■ Trecho do documento
○ ○ ○ ○ ○ ○ ○

A associação entre idade do paciente e o prejuízo na QVRS das mães ainda é inconsistente. Grosse et al, (2009) encontraram pior QVRS em cuidadores de crianças

menores de 6 anos com MM na dimensão física para todos os níveis de lesão neurológica, e na dimensão social para os níveis torácico e lombar alto. Pouco se conhece sobre o efeito do envelhecimento em pacientes com MM. Sabe-se da importância do acompanhamento interdisciplinar ao longo da vida desse paciente, já que as comorbidades associadas à MM permanecem presentes em diferentes domínios da vida adulta (VERHOEF et al., 2004). Essas dificuldades sugerem uma maior sobrecarga física ao longo do cuidado.

Mães de crianças/adolescentes do sexo feminino desse estudo tiveram um maior prejuízo no domínio social da QVRS. Segundo estudo realizado por Dorner (1975) há uma associação entre a dificuldade de mobilidade do paciente e o isolamento social dos pais. Mais da metade (52%) das pacientes do sexo feminino eram não deambuladoras o que pode justificar o resultado encontrado. Além disso, trabalhos prévios encontraram maior freqüência de sintomas depressivos, baixa auto-estima e ideação suicida em pacientes com MM do sexo feminino (APPLETON et al., 1997; DORNER, 1975), o que também pode repercutir na vida social das mães.

○ ○ ○ ○ ○ ○ ○

■ Informações fornecidas
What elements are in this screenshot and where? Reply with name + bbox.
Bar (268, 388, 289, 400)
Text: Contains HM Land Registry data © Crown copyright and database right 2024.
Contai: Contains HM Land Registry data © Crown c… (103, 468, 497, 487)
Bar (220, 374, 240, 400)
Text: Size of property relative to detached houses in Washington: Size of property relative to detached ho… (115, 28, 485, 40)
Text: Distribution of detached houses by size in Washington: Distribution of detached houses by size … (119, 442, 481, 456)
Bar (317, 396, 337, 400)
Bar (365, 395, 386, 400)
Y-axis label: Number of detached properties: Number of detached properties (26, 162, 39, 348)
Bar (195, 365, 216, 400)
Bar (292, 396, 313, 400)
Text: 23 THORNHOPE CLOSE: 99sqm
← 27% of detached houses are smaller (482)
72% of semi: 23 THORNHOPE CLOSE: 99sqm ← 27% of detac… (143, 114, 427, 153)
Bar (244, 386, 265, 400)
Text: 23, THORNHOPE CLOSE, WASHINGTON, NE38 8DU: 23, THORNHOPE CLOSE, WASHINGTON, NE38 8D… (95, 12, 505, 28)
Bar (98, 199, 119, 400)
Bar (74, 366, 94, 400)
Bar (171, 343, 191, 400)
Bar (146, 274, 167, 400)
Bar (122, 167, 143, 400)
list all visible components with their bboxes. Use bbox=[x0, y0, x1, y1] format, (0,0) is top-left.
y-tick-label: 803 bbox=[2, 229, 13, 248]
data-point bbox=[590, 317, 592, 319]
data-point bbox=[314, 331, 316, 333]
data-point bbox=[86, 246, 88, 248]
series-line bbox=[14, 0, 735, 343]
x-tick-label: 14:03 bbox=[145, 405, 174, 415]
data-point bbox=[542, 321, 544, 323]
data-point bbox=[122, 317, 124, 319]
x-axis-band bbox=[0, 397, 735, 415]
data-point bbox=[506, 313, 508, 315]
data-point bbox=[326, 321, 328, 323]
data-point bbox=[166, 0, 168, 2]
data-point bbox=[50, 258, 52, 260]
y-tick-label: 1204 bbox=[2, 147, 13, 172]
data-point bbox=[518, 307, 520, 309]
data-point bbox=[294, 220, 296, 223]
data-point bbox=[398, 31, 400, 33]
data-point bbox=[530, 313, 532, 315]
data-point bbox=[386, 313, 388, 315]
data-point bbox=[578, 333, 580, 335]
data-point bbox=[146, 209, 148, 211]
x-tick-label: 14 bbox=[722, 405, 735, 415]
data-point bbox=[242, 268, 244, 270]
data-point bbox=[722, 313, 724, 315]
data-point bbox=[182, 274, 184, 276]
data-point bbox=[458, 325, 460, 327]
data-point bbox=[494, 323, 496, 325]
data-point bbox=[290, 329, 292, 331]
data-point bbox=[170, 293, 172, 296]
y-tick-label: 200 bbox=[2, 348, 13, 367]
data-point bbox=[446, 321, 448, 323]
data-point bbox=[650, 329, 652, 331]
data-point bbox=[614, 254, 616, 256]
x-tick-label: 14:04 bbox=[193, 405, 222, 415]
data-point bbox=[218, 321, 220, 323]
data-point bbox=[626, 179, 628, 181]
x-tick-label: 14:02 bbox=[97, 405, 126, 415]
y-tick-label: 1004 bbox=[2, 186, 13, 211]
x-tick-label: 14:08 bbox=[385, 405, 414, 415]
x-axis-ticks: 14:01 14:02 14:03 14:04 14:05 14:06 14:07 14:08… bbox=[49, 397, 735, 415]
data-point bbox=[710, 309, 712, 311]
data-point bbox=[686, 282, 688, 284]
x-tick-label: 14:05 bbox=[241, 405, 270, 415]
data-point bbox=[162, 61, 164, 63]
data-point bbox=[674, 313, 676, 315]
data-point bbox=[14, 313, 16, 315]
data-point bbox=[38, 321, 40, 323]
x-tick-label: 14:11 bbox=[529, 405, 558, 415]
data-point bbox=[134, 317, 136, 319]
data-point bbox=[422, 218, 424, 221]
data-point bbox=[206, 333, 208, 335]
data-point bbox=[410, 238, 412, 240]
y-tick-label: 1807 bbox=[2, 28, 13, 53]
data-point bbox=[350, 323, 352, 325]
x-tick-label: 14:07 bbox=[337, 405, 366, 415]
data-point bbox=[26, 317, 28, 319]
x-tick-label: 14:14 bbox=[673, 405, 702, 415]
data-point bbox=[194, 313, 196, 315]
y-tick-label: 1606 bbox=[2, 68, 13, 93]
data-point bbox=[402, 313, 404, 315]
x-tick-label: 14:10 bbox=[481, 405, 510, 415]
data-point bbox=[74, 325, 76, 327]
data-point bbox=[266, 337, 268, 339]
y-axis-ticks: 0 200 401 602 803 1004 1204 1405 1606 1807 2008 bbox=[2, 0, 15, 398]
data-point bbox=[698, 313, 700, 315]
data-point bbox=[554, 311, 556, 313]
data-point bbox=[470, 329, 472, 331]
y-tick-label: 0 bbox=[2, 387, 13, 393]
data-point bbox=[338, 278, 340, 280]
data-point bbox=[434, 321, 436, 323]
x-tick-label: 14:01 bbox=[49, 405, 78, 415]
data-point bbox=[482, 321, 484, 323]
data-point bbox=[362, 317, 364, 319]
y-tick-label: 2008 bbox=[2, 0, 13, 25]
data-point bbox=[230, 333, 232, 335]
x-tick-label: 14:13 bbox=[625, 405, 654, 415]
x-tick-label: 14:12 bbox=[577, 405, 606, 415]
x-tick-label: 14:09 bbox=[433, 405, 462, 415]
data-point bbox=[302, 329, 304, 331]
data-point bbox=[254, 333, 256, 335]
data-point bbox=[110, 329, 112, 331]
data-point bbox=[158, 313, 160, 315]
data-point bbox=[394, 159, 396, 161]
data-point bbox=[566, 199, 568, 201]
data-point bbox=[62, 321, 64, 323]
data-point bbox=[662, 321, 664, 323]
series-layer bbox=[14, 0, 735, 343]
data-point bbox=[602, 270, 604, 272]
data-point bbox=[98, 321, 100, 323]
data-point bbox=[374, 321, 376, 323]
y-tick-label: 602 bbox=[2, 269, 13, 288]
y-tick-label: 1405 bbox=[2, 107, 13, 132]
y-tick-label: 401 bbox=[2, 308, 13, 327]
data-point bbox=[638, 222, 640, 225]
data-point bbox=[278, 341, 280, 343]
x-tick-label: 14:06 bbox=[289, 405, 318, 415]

○ ○ ○ ○ ○ ○ ○

De acordo com o trecho do documento, qual era a porcentagem de pacientes do sexo feminino não deambuladoras? Por favor, desconsidere os dados, pois não têm nenhum papel aqui.

■ Solução da tarefa
52% das pacientes do sexo feminino eram não deambuladoras.